> REQUIRED WORK
Every line with the string "JSON" should be gathered.

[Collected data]

====

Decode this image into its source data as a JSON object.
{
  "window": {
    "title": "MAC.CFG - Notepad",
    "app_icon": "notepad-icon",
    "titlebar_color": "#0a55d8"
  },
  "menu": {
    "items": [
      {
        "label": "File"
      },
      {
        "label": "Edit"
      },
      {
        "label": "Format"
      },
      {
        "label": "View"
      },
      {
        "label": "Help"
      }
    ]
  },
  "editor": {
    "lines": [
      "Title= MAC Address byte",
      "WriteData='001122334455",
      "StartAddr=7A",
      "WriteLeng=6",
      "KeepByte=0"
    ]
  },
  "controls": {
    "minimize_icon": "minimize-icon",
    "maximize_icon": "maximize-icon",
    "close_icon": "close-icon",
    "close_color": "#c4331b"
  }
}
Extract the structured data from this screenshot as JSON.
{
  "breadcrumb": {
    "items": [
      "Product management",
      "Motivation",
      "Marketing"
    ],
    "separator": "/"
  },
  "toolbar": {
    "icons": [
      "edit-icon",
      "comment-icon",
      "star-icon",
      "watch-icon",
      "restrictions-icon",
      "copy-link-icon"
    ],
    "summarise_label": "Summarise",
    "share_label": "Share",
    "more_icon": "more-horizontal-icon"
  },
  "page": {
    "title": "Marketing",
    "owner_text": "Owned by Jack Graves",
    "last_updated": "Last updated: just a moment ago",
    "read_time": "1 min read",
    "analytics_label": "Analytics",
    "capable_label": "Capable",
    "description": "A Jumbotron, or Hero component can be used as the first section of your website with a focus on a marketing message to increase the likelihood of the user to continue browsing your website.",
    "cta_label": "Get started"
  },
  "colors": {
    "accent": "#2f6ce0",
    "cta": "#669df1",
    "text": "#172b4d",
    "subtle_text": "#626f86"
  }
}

====

> TASK SOLUTION
Decode this image into its source data as a JSON object.
Extract the structured data from this screenshot as JSON.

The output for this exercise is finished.